[Dataset records]
^^^^^^^^

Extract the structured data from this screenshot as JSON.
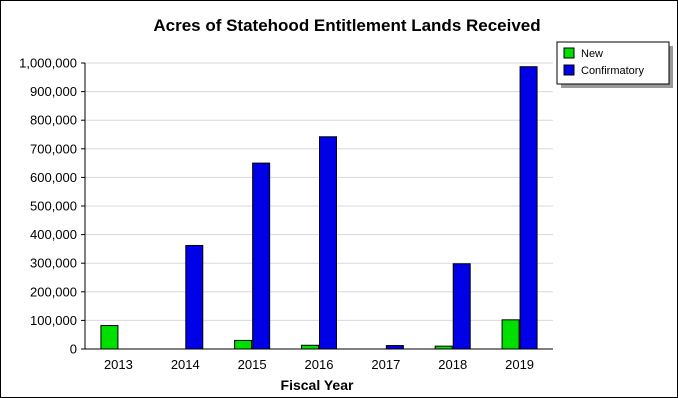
{
  "chart_data": {
    "type": "bar",
    "title": "Acres of Statehood Entitlement Lands Received",
    "xlabel": "Fiscal Year",
    "ylabel": "",
    "categories": [
      "2013",
      "2014",
      "2015",
      "2016",
      "2017",
      "2018",
      "2019"
    ],
    "series": [
      {
        "name": "New",
        "color": "#00e000",
        "values": [
          82000,
          0,
          30000,
          13000,
          0,
          10000,
          102000
        ]
      },
      {
        "name": "Confirmatory",
        "color": "#0000e6",
        "values": [
          0,
          362000,
          650000,
          742000,
          12000,
          298000,
          987000
        ]
      }
    ],
    "ylim": [
      0,
      1000000
    ],
    "yticks": [
      0,
      100000,
      200000,
      300000,
      400000,
      500000,
      600000,
      700000,
      800000,
      900000,
      1000000
    ],
    "ytick_labels": [
      "0",
      "100,000",
      "200,000",
      "300,000",
      "400,000",
      "500,000",
      "600,000",
      "700,000",
      "800,000",
      "900,000",
      "1,000,000"
    ],
    "grid": true,
    "legend_position": "top-right"
  }
}
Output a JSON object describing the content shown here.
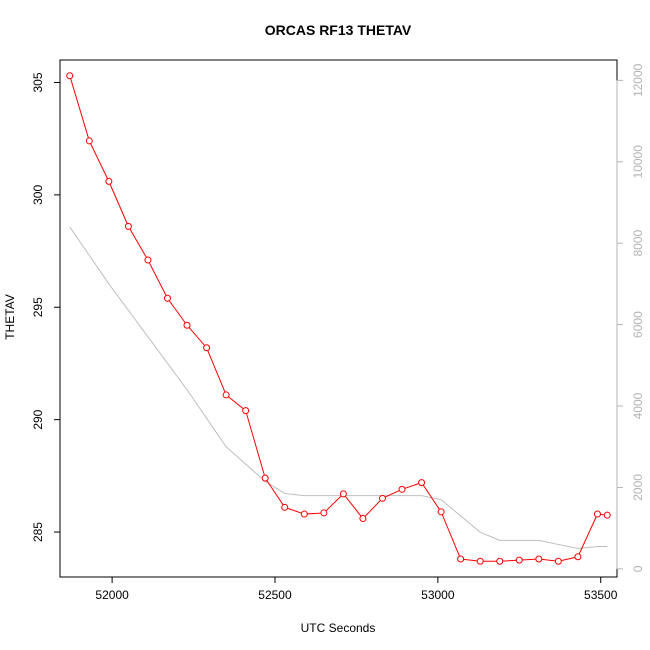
{
  "chart_data": {
    "type": "line",
    "title": "ORCAS RF13 THETAV",
    "xlabel": "UTC Seconds",
    "ylabel": "THETAV",
    "xlim": [
      51840,
      53550
    ],
    "ylim": [
      283,
      306
    ],
    "y2lim": [
      -200,
      12500
    ],
    "x_ticks": [
      52000,
      52500,
      53000,
      53500
    ],
    "y_ticks": [
      285,
      290,
      295,
      300,
      305
    ],
    "y2_ticks": [
      0,
      2000,
      4000,
      6000,
      8000,
      10000,
      12000
    ],
    "colors": {
      "series_primary": "#ff0000",
      "series_secondary": "#bebebe",
      "right_axis": "#b3b3b3"
    },
    "series": [
      {
        "axis": "left",
        "style": "line+circle",
        "x": [
          51870,
          51930,
          51990,
          52050,
          52110,
          52170,
          52230,
          52290,
          52350,
          52410,
          52470,
          52530,
          52590,
          52650,
          52710,
          52770,
          52830,
          52890,
          52950,
          53010,
          53070,
          53130,
          53190,
          53250,
          53310,
          53370,
          53430,
          53490,
          53520
        ],
        "values": [
          305.3,
          302.4,
          300.6,
          298.6,
          297.1,
          295.4,
          294.2,
          293.2,
          291.1,
          290.4,
          287.4,
          286.1,
          285.8,
          285.85,
          286.7,
          285.6,
          286.5,
          286.9,
          287.2,
          285.9,
          283.8,
          283.7,
          283.7,
          283.75,
          283.8,
          283.7,
          283.9,
          285.8,
          285.75
        ]
      },
      {
        "axis": "right",
        "style": "line",
        "x": [
          51870,
          51990,
          52110,
          52230,
          52350,
          52470,
          52530,
          52590,
          52710,
          52830,
          52950,
          53010,
          53070,
          53130,
          53190,
          53310,
          53370,
          53430,
          53490,
          53520
        ],
        "values": [
          8400,
          7000,
          5700,
          4400,
          3000,
          2150,
          1850,
          1800,
          1800,
          1800,
          1800,
          1700,
          1300,
          900,
          700,
          700,
          600,
          500,
          550,
          550
        ]
      }
    ]
  }
}
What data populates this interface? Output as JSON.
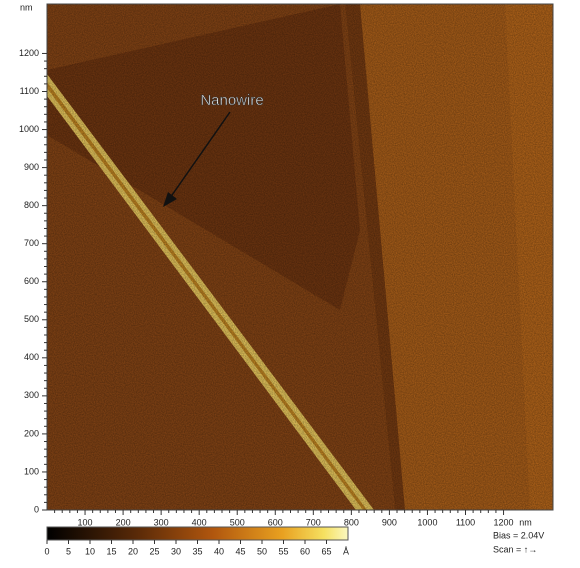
{
  "chart_data": {
    "type": "image",
    "x_unit": "nm",
    "y_unit": "nm",
    "xlim": [
      0,
      1330
    ],
    "ylim": [
      0,
      1330
    ],
    "xticks": [
      100,
      200,
      300,
      400,
      500,
      600,
      700,
      800,
      900,
      1000,
      1100,
      1200
    ],
    "yticks": [
      0,
      100,
      200,
      300,
      400,
      500,
      600,
      700,
      800,
      900,
      1000,
      1100,
      1200
    ],
    "annotation": "Nanowire",
    "colorbar": {
      "lim": [
        0,
        70
      ],
      "ticks": [
        0,
        5,
        10,
        15,
        20,
        25,
        30,
        35,
        40,
        45,
        50,
        55,
        60,
        65
      ],
      "unit": "Å"
    },
    "bias": "Bias = 2.04V",
    "scan": "Scan = ↑→"
  }
}
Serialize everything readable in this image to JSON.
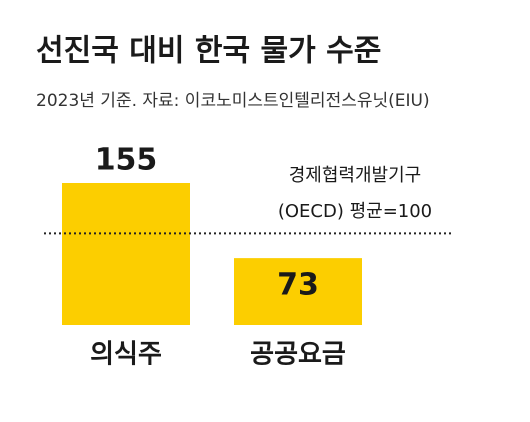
{
  "chart_data": {
    "type": "bar",
    "title": "선진국 대비 한국 물가 수준",
    "subtitle": "2023년 기준. 자료: 이코노미스트인텔리전스유닛(EIU)",
    "categories": [
      "의식주",
      "공공요금"
    ],
    "values": [
      155,
      73
    ],
    "color": "#fcce00",
    "reference_line": 100,
    "annotation": [
      "경제협력개발기구",
      "(OECD) 평균=100"
    ]
  }
}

^^^^^^^^

*What is asked:*
Reproduce the material in full, word for word, and omit the pictures.

*Problem solution:*
Extract the structured data from this screenshot as JSON.
{
  "chart_data": {
    "type": "bar",
    "title": "Acres of Statehood Entitlement Lands Received",
    "xlabel": "Fiscal Year",
    "ylabel": "",
    "categories": [
      "2013",
      "2014",
      "2015",
      "2016",
      "2017",
      "2018",
      "2019"
    ],
    "series": [
      {
        "name": "New",
        "color": "#00e000",
        "values": [
          82000,
          0,
          30000,
          13000,
          0,
          10000,
          102000
        ]
      },
      {
        "name": "Confirmatory",
        "color": "#0000e6",
        "values": [
          0,
          362000,
          650000,
          742000,
          12000,
          298000,
          987000
        ]
      }
    ],
    "ylim": [
      0,
      1000000
    ],
    "yticks": [
      0,
      100000,
      200000,
      300000,
      400000,
      500000,
      600000,
      700000,
      800000,
      900000,
      1000000
    ],
    "ytick_labels": [
      "0",
      "100,000",
      "200,000",
      "300,000",
      "400,000",
      "500,000",
      "600,000",
      "700,000",
      "800,000",
      "900,000",
      "1,000,000"
    ],
    "grid": true,
    "legend_position": "top-right"
  }
}
Output a JSON object describing the content shown here.
{
  "chart_data": {
    "type": "line",
    "title": "ORCAS RF13 THETAV",
    "xlabel": "UTC Seconds",
    "ylabel": "THETAV",
    "xlim": [
      51840,
      53550
    ],
    "ylim": [
      283,
      306
    ],
    "y2lim": [
      -200,
      12500
    ],
    "x_ticks": [
      52000,
      52500,
      53000,
      53500
    ],
    "y_ticks": [
      285,
      290,
      295,
      300,
      305
    ],
    "y2_ticks": [
      0,
      2000,
      4000,
      6000,
      8000,
      10000,
      12000
    ],
    "colors": {
      "series_primary": "#ff0000",
      "series_secondary": "#bebebe",
      "right_axis": "#b3b3b3"
    },
    "series": [
      {
        "axis": "left",
        "style": "line+circle",
        "x": [
          51870,
          51930,
          51990,
          52050,
          52110,
          52170,
          52230,
          52290,
          52350,
          52410,
          52470,
          52530,
          52590,
          52650,
          52710,
          52770,
          52830,
          52890,
          52950,
          53010,
          53070,
          53130,
          53190,
          53250,
          53310,
          53370,
          53430,
          53490,
          53520
        ],
        "values": [
          305.3,
          302.4,
          300.6,
          298.6,
          297.1,
          295.4,
          294.2,
          293.2,
          291.1,
          290.4,
          287.4,
          286.1,
          285.8,
          285.85,
          286.7,
          285.6,
          286.5,
          286.9,
          287.2,
          285.9,
          283.8,
          283.7,
          283.7,
          283.75,
          283.8,
          283.7,
          283.9,
          285.8,
          285.75
        ]
      },
      {
        "axis": "right",
        "style": "line",
        "x": [
          51870,
          51990,
          52110,
          52230,
          52350,
          52470,
          52530,
          52590,
          52710,
          52830,
          52950,
          53010,
          53070,
          53130,
          53190,
          53310,
          53370,
          53430,
          53490,
          53520
        ],
        "values": [
          8400,
          7000,
          5700,
          4400,
          3000,
          2150,
          1850,
          1800,
          1800,
          1800,
          1800,
          1700,
          1300,
          900,
          700,
          700,
          600,
          500,
          550,
          550
        ]
      }
    ]
  }
}
What data populates this interface? Output as JSON.
{
  "chart_data": {
    "type": "image",
    "x_unit": "nm",
    "y_unit": "nm",
    "xlim": [
      0,
      1330
    ],
    "ylim": [
      0,
      1330
    ],
    "xticks": [
      100,
      200,
      300,
      400,
      500,
      600,
      700,
      800,
      900,
      1000,
      1100,
      1200
    ],
    "yticks": [
      0,
      100,
      200,
      300,
      400,
      500,
      600,
      700,
      800,
      900,
      1000,
      1100,
      1200
    ],
    "annotation": "Nanowire",
    "colorbar": {
      "lim": [
        0,
        70
      ],
      "ticks": [
        0,
        5,
        10,
        15,
        20,
        25,
        30,
        35,
        40,
        45,
        50,
        55,
        60,
        65
      ],
      "unit": "Å"
    },
    "bias": "Bias = 2.04V",
    "scan": "Scan = ↑→"
  }
}
Serialize everything readable in this image to JSON.
{
  "chart_data": {
    "type": "bar",
    "title": "선진국 대비 한국 물가 수준",
    "subtitle": "2023년 기준. 자료: 이코노미스트인텔리전스유닛(EIU)",
    "categories": [
      "의식주",
      "공공요금"
    ],
    "values": [
      155,
      73
    ],
    "color": "#fcce00",
    "reference_line": 100,
    "annotation": [
      "경제협력개발기구",
      "(OECD) 평균=100"
    ]
  }
}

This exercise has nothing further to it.